- [Exercise task] Pick out every line with the word "Standard" and copy it.

- [Records to use]
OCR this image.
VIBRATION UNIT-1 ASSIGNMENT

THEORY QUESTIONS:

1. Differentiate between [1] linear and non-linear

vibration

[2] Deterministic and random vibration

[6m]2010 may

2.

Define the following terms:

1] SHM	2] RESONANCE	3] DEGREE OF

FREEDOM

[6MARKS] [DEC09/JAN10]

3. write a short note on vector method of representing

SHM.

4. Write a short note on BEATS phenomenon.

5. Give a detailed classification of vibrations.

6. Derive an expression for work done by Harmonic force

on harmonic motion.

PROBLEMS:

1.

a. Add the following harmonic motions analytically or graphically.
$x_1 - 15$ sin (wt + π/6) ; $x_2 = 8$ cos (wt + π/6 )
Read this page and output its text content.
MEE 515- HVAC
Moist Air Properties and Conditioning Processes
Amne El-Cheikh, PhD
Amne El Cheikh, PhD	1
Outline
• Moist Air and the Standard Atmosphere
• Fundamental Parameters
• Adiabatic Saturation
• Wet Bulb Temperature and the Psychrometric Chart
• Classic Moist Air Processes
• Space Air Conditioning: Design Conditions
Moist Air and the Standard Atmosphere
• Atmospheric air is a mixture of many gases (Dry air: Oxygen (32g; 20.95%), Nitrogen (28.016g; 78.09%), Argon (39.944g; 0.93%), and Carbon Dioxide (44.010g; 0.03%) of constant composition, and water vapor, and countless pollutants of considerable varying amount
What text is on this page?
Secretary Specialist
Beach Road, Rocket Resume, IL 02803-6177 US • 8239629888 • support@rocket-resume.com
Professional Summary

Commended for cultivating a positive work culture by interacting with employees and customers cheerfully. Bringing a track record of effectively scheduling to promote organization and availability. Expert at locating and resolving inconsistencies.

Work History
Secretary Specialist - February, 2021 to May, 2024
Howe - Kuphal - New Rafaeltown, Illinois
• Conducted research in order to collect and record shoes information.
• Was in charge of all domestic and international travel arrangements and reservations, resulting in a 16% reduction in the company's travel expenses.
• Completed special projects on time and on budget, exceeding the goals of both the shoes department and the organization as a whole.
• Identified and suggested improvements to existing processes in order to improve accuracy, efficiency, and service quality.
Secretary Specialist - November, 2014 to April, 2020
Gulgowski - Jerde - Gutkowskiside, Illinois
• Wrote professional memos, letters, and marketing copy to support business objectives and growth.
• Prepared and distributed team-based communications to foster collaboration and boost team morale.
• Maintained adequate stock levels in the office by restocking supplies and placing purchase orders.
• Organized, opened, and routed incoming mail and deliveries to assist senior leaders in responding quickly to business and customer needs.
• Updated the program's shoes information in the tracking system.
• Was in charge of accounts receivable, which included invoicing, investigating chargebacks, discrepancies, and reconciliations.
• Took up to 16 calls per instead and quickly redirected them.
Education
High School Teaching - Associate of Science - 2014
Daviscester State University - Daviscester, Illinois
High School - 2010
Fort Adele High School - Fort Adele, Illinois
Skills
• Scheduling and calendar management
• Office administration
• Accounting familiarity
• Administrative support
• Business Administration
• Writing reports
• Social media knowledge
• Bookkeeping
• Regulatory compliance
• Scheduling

- [Answer to this problem]
• Moist Air and the Standard Atmosphere
Moist Air and the Standard Atmosphere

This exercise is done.